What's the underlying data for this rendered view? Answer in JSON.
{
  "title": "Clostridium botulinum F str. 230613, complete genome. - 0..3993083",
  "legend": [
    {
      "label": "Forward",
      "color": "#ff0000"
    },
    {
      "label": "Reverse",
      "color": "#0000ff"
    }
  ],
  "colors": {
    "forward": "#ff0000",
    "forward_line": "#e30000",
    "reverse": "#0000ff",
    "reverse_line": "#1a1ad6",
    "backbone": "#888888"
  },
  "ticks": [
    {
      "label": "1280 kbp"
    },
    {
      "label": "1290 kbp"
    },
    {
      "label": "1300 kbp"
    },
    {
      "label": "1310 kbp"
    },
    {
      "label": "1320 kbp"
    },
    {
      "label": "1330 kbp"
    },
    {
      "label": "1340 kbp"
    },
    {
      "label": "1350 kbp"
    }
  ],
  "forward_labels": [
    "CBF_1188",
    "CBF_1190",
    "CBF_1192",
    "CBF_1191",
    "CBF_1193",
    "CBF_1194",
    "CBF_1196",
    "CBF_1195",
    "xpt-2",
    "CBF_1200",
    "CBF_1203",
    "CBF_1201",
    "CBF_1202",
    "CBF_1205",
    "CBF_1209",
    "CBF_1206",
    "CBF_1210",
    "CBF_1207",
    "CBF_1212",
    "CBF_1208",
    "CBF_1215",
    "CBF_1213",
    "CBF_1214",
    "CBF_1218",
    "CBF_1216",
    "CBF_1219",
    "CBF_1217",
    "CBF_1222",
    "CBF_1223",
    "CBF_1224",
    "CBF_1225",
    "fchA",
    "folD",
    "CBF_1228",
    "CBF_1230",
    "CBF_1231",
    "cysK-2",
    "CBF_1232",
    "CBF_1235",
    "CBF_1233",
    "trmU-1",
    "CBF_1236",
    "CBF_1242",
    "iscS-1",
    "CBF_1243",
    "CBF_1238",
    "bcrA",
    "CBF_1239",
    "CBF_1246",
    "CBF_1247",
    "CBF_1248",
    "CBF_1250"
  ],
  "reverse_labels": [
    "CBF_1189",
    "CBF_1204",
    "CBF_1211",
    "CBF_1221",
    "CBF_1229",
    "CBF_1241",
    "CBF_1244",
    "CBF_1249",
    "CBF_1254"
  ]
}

*-*-*

WHAT NEEDS TO BE DONE
Could you restate the listing above word for word, leaving nothing out?

TASK SOLUTION
What's the underlying data for this rendered view? Answer in JSON.
{
  "title": "Clostridium botulinum F str. 230613, complete genome. - 0..3993083",
  "legend": [
    {
      "label": "Forward",
      "color": "#ff0000"
    },
    {
      "label": "Reverse",
      "color": "#0000ff"
    }
  ],
  "colors": {
    "forward": "#ff0000",
    "forward_line": "#e30000",
    "reverse": "#0000ff",
    "reverse_line": "#1a1ad6",
    "backbone": "#888888"
  },
  "ticks": [
    {
      "label": "1280 kbp"
    },
    {
      "label": "1290 kbp"
    },
    {
      "label": "1300 kbp"
    },
    {
      "label": "1310 kbp"
    },
    {
      "label": "1320 kbp"
    },
    {
      "label": "1330 kbp"
    },
    {
      "label": "1340 kbp"
    },
    {
      "label": "1350 kbp"
    }
  ],
  "forward_labels": [
    "CBF_1188",
    "CBF_1190",
    "CBF_1192",
    "CBF_1191",
    "CBF_1193",
    "CBF_1194",
    "CBF_1196",
    "CBF_1195",
    "xpt-2",
    "CBF_1200",
    "CBF_1203",
    "CBF_1201",
    "CBF_1202",
    "CBF_1205",
    "CBF_1209",
    "CBF_1206",
    "CBF_1210",
    "CBF_1207",
    "CBF_1212",
    "CBF_1208",
    "CBF_1215",
    "CBF_1213",
    "CBF_1214",
    "CBF_1218",
    "CBF_1216",
    "CBF_1219",
    "CBF_1217",
    "CBF_1222",
    "CBF_1223",
    "CBF_1224",
    "CBF_1225",
    "fchA",
    "folD",
    "CBF_1228",
    "CBF_1230",
    "CBF_1231",
    "cysK-2",
    "CBF_1232",
    "CBF_1235",
    "CBF_1233",
    "trmU-1",
    "CBF_1236",
    "CBF_1242",
    "iscS-1",
    "CBF_1243",
    "CBF_1238",
    "bcrA",
    "CBF_1239",
    "CBF_1246",
    "CBF_1247",
    "CBF_1248",
    "CBF_1250"
  ],
  "reverse_labels": [
    "CBF_1189",
    "CBF_1204",
    "CBF_1211",
    "CBF_1221",
    "CBF_1229",
    "CBF_1241",
    "CBF_1244",
    "CBF_1249",
    "CBF_1254"
  ]
}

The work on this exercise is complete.